Write the material out again exactly.

Stored entries:
[START]

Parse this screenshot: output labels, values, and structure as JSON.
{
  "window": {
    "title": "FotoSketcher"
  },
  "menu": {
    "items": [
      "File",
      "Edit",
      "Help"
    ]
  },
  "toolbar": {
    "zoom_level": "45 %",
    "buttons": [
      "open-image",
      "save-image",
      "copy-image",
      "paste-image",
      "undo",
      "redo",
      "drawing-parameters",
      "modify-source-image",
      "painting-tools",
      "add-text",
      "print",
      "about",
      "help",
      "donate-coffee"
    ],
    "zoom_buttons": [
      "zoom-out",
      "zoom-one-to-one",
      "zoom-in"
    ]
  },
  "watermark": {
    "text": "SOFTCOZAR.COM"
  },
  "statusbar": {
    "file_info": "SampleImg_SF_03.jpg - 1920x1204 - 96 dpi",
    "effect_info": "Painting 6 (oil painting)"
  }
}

[END]

- Answer in full:
Parse this screenshot: output labels, values, and structure as JSON.
{
  "window": {
    "title": "FotoSketcher"
  },
  "menu": {
    "items": [
      "File",
      "Edit",
      "Help"
    ]
  },
  "toolbar": {
    "zoom_level": "45 %",
    "buttons": [
      "open-image",
      "save-image",
      "copy-image",
      "paste-image",
      "undo",
      "redo",
      "drawing-parameters",
      "modify-source-image",
      "painting-tools",
      "add-text",
      "print",
      "about",
      "help",
      "donate-coffee"
    ],
    "zoom_buttons": [
      "zoom-out",
      "zoom-one-to-one",
      "zoom-in"
    ]
  },
  "watermark": {
    "text": "SOFTCOZAR.COM"
  },
  "statusbar": {
    "file_info": "SampleImg_SF_03.jpg - 1920x1204 - 96 dpi",
    "effect_info": "Painting 6 (oil painting)"
  }
}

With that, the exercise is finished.